## Brief a
Output the passage of the listing for The Persians below from "In his performances, Dimiter" to "the ENPARTS program.", character for character.
********************
Deutsches Theatre (Berlin, DE)
Aeschylus:
THE PERSIANS / DIE PERSER
Director: Dimiter Gotscheff
27.09. 20:00, 28.09. 20:00
Yugoslav Drama Theatre
Duration : 90 min.

The German critics proclaimed Persians staged by the Deutsches Theatre in Berlin and directed by Dimiter Gotscheff the best production of the last season. The first-rate actors perform the tragedy of the vanquished, a topical subject in modiern history, whose defeat determined the tragic future of their people.

In 480 BC the Persians lost the Battle of Salamis to the Greeks, whom they had previously oppressed. Eight years later a Greek wrote about this major event from the defeated enemy’s point of view. The Persians is now the world’s oldest surviving play. In it, a nation recognizes its glory days are over. The tragedy is an “organized nervous breakdown” (as translator Durs Grünbein describes it), a never-ending cry for help translated into words. Aeschylus lets those responsible for the fiasco have their say, from the Chorus of Elders to the defeated military commander, King Xerxes. The playwright examines contemporary history, but from a viewpoint that incorporates both past and future. He shows that the winners of today are the losers of tomorrow. Even when the dead are quickly buried and forgotten, they remain present. In his theatrical works.

 In his performances, Dimiter Gotscheff has always strived for the cathartic effects - both spiritual and physical. We have had the opportunity to meet this director at the 20th Bitef, and we will be able to witness his work in the upcoming season as well, when he will come again with Dejan Dukovski's Bure Baruta, within the ENPARTS program.

Author’s word:

This piece is very important to me. We worked extremely hard on it and spent weeks doing intensive readings of Peter Witzmann and Heiner Müller’s script until the language had infiltrated our brains and our guts. The text is extremely unwieldy, but it was important to me to get by without using any devices – by that I mean those flashy theatrical effects to which one resorts on occasion. For The Persians I only wanted to work with the three basic constants in theatre: actors, language and space.
********************
## Brief b
Render the records below as a numbered list, from their first line through the line with "screw-head: [845, 206, 915, 276]". Leave out blank lines.

## Records
********************
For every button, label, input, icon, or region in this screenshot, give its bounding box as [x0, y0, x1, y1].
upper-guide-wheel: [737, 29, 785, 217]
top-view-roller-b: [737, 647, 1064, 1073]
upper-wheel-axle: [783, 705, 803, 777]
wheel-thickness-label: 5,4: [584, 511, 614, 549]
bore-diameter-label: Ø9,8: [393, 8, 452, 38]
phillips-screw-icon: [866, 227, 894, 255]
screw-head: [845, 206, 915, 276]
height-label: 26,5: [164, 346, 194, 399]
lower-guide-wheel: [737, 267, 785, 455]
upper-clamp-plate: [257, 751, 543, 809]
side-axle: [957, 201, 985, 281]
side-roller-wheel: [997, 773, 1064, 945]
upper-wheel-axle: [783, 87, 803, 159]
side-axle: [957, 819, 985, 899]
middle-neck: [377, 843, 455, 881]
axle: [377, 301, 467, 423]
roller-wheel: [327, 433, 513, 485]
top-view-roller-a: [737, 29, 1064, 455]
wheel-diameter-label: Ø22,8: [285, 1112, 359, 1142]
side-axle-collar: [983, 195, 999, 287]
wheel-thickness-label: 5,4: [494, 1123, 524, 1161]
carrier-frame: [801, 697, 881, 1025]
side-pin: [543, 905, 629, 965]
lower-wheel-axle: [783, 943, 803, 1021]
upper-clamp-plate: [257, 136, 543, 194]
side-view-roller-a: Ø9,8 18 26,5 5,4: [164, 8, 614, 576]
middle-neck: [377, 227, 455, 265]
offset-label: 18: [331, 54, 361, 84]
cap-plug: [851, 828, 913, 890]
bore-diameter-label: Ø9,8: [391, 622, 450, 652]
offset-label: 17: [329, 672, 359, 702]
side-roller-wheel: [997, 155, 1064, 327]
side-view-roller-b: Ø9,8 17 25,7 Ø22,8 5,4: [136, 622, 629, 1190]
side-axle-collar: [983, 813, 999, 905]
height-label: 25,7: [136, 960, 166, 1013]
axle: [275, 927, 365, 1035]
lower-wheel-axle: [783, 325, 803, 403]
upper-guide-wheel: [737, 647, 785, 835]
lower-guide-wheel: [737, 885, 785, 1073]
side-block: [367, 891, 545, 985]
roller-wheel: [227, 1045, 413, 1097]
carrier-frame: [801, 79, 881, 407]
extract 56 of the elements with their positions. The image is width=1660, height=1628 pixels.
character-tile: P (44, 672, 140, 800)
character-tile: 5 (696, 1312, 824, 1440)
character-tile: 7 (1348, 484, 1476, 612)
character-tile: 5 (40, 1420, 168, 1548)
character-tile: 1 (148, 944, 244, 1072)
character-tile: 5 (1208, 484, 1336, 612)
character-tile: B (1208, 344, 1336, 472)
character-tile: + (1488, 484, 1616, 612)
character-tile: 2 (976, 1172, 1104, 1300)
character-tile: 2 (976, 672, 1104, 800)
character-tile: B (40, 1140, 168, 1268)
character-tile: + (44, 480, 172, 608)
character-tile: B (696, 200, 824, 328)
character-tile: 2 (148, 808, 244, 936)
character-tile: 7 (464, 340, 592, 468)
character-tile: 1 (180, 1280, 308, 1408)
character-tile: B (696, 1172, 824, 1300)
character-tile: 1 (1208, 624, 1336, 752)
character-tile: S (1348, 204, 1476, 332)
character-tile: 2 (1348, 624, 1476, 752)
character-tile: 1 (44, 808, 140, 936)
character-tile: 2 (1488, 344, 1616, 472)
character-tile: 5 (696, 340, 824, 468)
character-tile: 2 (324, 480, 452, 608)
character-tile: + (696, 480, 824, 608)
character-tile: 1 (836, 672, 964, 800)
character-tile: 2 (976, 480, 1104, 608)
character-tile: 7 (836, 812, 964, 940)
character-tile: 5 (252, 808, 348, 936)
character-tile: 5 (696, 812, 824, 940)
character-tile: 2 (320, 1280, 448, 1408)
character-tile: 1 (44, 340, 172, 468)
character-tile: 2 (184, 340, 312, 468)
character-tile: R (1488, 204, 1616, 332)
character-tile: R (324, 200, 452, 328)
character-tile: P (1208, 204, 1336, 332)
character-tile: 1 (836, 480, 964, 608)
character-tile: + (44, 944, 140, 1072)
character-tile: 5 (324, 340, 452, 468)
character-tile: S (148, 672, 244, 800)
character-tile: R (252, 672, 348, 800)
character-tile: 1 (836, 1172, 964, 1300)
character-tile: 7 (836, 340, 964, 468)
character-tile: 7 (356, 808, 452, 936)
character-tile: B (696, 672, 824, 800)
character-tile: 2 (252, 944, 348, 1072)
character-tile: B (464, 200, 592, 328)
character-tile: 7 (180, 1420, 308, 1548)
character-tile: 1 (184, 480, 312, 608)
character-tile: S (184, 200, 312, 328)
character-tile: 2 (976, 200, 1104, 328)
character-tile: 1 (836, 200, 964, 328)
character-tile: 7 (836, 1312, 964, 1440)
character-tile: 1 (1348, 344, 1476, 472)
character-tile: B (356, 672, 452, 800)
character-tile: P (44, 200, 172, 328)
********************
## Task answer a
In his performances, Dimiter Gotscheff has always strived for the cathartic effects - both spiritual and physical. We have had the opportunity to meet this director at the 20th Bitef, and we will be able to witness his work in the upcoming season as well, when he will come again with Dejan Dukovski's Bure Baruta, within the ENPARTS program.

## Task answer b
1. For every button, label, input, icon, or region in this screenshot, give its bounding box as [x0, y0, x1, y1].
2. upper-guide-wheel: [737, 29, 785, 217]
3. top-view-roller-b: [737, 647, 1064, 1073]
4. upper-wheel-axle: [783, 705, 803, 777]
5. wheel-thickness-label: 5,4: [584, 511, 614, 549]
6. bore-diameter-label: Ø9,8: [393, 8, 452, 38]
7. phillips-screw-icon: [866, 227, 894, 255]
8. screw-head: [845, 206, 915, 276]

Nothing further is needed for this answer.